- Explore the material
(1) Answer these from the passage on inflation:
(a) What percentage of Americans call inflation a serious problem?
(b) What percentage anticipate higher gas prices?
(c) What percentage of Democrats say COVID-19 deserves "a lot of the blame" for rising inflation?
(2) From the passage on inflation, write out the stretch from "As the U.S." through "by unemployment (8%).".

** Opening Provided passage block **

As the U.S. inflation rate has reached a 40-year high, the latest Economist/YouGov Poll finds that many see prices as the best indicator of how the economy is doing. Americans expect that inflation won’t stop being a problem anytime soon, and many place blame on COVID-19 and President Joe Biden.
Inflation dominates a majority of Americans’ worries about the economy: 81% call it a serious problem. Most say “the prices of goods and services you buy” (52%) are the best indicator of the health of the economy – more than name the jobless rate (17%), the stock market (6%), or even their own personal finances (11%). Many Americans (42%) expect a higher rate of inflation in six months and most (55%) anticipate higher gas prices. Looking ahead, nearly eight times as many believe their family will be hurt more by inflation (63%) in the next few months than by unemployment (8%).
Who or what do Americans blame for rising inflation? Two-thirds say COVID-19 deserves “a lot of the blame”; most Republicans (59%) and Democrats (78%) agree. About half of Americans (48%) believe President Biden deserves “a lot of the blame” for inflation. Nearly nine in 10 Republicans (87%) and 15% of Democrats agree.

** Closing Provided passage block **
** Opening Given data block **

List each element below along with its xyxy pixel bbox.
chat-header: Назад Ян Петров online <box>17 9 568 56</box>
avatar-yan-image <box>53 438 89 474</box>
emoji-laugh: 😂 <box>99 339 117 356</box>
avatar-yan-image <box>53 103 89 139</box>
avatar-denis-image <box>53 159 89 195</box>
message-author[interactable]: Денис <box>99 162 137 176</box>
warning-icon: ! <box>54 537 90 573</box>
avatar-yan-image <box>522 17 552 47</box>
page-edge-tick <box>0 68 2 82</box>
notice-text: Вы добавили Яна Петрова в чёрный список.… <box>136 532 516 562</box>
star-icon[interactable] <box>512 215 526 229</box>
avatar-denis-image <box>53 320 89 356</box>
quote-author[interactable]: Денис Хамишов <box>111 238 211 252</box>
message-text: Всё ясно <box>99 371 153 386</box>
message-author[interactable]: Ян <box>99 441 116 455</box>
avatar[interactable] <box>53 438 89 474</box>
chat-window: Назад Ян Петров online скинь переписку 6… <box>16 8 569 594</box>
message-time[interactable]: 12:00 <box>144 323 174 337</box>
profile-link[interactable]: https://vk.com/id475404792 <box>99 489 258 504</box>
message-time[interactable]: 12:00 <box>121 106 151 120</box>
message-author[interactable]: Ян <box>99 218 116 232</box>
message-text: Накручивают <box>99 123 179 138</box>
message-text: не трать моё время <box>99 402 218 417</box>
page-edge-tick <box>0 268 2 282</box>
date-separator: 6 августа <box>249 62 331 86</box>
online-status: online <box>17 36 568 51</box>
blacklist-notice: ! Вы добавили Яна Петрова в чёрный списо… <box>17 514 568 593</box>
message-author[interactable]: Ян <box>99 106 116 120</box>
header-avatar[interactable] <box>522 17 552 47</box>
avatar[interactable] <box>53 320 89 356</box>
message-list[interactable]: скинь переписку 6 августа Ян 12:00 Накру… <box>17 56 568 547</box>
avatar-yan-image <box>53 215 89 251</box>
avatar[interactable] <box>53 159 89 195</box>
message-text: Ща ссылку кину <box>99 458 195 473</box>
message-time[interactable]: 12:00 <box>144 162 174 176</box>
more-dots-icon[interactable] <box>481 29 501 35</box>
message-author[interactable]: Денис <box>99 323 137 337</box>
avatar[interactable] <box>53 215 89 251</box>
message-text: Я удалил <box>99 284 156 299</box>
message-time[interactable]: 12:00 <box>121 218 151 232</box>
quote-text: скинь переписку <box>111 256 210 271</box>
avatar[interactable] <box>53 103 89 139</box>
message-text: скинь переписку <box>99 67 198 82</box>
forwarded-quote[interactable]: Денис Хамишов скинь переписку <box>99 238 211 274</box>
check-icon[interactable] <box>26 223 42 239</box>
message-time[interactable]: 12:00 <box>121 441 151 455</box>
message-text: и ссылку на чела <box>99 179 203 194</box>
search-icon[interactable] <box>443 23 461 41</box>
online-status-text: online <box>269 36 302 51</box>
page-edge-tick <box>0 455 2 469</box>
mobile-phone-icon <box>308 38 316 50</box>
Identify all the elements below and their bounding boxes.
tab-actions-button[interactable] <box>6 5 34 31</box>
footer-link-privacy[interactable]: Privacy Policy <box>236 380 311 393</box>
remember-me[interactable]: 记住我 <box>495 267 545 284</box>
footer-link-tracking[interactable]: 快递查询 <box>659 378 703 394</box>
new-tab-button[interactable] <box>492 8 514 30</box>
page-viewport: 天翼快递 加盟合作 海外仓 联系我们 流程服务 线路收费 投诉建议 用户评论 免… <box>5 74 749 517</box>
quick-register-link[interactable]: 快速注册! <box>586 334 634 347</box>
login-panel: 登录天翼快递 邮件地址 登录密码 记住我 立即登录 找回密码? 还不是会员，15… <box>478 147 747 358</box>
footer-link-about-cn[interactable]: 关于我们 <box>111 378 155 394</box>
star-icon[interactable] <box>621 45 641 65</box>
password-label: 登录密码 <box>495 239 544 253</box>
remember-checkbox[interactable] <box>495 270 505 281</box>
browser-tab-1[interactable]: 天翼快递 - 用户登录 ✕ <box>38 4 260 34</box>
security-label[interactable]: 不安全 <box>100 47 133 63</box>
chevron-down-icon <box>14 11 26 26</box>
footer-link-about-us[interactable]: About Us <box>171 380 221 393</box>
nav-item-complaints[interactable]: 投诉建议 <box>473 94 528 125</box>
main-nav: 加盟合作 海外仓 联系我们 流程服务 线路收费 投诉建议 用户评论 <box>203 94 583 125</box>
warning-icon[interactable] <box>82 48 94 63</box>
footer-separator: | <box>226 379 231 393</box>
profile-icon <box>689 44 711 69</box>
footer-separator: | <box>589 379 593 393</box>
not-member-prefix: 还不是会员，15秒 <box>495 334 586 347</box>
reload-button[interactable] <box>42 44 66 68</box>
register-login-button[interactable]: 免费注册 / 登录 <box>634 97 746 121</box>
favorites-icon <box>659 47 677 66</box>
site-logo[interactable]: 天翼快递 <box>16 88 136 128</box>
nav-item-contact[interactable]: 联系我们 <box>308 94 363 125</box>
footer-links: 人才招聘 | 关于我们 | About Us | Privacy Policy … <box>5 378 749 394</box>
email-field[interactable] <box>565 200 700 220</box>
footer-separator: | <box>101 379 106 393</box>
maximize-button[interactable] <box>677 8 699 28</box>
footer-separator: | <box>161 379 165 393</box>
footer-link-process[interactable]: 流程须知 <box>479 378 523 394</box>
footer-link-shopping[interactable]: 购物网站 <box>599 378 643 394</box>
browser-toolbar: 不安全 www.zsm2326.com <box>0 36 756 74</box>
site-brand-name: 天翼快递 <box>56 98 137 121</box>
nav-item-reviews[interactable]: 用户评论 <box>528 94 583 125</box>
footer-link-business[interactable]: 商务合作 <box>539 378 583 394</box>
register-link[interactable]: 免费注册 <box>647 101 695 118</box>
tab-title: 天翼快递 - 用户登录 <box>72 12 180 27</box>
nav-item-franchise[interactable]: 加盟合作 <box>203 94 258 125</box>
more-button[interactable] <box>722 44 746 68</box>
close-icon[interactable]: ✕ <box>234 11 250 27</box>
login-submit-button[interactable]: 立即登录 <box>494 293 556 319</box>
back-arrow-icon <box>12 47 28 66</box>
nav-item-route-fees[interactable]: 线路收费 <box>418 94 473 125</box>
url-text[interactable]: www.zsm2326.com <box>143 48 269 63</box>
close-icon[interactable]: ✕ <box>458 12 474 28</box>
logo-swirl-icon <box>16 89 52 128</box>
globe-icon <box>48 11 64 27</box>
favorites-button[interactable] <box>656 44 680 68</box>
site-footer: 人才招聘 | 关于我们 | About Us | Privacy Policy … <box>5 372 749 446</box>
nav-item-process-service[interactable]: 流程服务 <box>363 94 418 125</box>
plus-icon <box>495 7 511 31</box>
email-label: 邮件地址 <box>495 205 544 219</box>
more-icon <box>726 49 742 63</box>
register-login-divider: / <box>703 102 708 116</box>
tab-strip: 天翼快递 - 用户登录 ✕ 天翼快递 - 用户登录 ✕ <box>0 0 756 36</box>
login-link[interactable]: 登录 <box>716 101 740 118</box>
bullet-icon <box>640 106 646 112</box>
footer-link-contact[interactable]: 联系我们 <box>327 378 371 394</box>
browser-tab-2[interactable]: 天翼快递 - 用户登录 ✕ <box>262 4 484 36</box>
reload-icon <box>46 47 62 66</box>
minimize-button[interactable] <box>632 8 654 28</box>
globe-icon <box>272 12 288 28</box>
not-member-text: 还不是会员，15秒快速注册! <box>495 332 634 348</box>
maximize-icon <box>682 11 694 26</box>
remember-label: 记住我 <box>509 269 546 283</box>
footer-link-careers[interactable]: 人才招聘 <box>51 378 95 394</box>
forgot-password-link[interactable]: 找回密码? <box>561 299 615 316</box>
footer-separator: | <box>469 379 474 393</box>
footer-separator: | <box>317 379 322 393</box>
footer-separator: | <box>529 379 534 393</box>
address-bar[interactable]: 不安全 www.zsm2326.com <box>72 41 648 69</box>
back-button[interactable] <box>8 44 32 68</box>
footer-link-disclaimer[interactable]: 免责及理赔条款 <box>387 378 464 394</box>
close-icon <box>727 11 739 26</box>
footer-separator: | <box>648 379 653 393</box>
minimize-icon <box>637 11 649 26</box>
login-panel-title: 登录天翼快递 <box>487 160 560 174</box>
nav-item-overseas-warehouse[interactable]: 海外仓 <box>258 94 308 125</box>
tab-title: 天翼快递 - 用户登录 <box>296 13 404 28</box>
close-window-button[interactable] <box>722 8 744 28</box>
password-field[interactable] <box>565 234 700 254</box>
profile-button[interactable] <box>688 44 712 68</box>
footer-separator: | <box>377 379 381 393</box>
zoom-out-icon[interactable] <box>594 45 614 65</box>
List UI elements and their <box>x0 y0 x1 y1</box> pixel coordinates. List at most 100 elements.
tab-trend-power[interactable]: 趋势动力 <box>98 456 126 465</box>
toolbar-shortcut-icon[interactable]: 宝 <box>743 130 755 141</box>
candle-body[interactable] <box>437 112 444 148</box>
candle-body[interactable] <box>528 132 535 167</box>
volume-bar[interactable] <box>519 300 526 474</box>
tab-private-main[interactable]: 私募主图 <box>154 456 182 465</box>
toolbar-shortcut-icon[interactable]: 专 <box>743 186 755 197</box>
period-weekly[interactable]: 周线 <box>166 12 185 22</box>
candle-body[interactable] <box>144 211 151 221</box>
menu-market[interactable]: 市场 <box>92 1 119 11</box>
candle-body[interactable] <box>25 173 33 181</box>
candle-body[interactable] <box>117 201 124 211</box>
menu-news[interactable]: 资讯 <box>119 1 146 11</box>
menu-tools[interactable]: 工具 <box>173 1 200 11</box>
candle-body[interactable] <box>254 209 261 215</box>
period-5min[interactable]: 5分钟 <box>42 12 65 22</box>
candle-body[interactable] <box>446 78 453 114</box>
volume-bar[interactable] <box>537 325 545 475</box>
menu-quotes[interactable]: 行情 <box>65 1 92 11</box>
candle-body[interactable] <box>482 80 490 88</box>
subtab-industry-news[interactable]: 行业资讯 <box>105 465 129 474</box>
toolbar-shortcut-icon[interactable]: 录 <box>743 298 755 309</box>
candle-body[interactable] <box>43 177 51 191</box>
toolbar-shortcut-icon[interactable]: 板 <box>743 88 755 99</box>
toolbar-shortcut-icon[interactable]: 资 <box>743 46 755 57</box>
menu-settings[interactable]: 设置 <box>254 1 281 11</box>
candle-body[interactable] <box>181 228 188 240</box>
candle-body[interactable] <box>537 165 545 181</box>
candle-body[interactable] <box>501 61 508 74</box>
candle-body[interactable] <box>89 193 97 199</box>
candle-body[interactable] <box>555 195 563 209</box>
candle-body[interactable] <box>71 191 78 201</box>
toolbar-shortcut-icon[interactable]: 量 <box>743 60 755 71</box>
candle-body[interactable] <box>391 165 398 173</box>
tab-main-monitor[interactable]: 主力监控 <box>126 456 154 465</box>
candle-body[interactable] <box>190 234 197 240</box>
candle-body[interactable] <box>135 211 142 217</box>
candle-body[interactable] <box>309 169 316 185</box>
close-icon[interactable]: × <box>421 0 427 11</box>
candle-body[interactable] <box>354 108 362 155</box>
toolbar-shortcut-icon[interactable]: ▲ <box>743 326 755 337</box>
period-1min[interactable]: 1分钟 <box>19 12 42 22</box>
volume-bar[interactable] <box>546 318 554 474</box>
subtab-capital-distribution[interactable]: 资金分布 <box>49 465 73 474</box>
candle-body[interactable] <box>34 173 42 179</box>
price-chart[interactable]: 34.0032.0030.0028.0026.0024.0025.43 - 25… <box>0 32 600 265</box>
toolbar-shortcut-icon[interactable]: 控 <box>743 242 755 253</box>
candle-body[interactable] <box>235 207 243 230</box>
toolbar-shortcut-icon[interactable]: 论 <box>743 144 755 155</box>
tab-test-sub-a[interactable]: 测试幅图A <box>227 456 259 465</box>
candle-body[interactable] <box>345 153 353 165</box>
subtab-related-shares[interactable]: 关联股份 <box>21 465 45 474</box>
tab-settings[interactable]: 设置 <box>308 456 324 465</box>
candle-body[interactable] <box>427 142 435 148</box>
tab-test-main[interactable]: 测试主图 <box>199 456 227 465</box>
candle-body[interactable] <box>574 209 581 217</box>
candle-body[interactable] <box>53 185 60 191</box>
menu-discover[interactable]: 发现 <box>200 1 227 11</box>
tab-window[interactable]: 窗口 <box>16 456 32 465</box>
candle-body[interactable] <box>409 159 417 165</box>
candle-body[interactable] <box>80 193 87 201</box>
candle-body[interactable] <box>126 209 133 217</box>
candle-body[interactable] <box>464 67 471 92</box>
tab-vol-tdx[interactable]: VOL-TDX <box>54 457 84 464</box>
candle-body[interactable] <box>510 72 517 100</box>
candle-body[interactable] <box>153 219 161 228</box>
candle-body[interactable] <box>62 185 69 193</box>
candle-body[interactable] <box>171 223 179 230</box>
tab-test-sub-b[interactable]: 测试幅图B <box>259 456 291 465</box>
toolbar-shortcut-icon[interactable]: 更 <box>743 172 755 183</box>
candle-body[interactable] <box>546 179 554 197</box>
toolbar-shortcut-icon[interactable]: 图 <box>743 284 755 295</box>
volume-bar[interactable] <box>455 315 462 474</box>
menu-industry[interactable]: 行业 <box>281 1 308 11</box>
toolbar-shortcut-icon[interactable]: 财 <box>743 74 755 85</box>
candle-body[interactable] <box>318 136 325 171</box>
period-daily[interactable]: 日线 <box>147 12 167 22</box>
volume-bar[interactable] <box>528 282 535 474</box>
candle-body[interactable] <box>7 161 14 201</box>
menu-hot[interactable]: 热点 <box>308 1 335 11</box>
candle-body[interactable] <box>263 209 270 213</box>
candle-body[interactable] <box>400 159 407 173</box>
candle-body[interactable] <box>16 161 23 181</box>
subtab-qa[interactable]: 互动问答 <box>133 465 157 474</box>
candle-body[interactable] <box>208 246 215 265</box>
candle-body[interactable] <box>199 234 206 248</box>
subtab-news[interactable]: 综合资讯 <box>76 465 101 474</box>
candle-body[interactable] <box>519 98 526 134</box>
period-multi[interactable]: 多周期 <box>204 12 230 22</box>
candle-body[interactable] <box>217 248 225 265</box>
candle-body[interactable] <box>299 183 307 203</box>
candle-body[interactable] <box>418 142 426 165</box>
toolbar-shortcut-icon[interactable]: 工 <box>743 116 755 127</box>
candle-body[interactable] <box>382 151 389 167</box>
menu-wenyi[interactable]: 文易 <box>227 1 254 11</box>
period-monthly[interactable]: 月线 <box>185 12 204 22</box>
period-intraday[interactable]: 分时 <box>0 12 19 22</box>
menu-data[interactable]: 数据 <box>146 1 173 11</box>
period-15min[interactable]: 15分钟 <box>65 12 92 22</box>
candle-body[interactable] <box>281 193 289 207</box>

** Closing Given data block **

- Answers below
(1)
(a) 81%
(b) 55%
(c) 78%

(2)
As the U.S. inflation rate has reached a 40-year high, the latest Economist/YouGov Poll finds that many see prices as the best indicator of how the economy is doing. Americans expect that inflation won’t stop being a problem anytime soon, and many place blame on COVID-19 and President Joe Biden.
Inflation dominates a majority of Americans’ worries about the economy: 81% call it a serious problem. Most say “the prices of goods and services you buy” (52%) are the best indicator of the health of the economy – more than name the jobless rate (17%), the stock market (6%), or even their own personal finances (11%). Many Americans (42%) expect a higher rate of inflation in six months and most (55%) anticipate higher gas prices. Looking ahead, nearly eight times as many believe their family will be hurt more by inflation (63%) in the next few months than by unemployment (8%).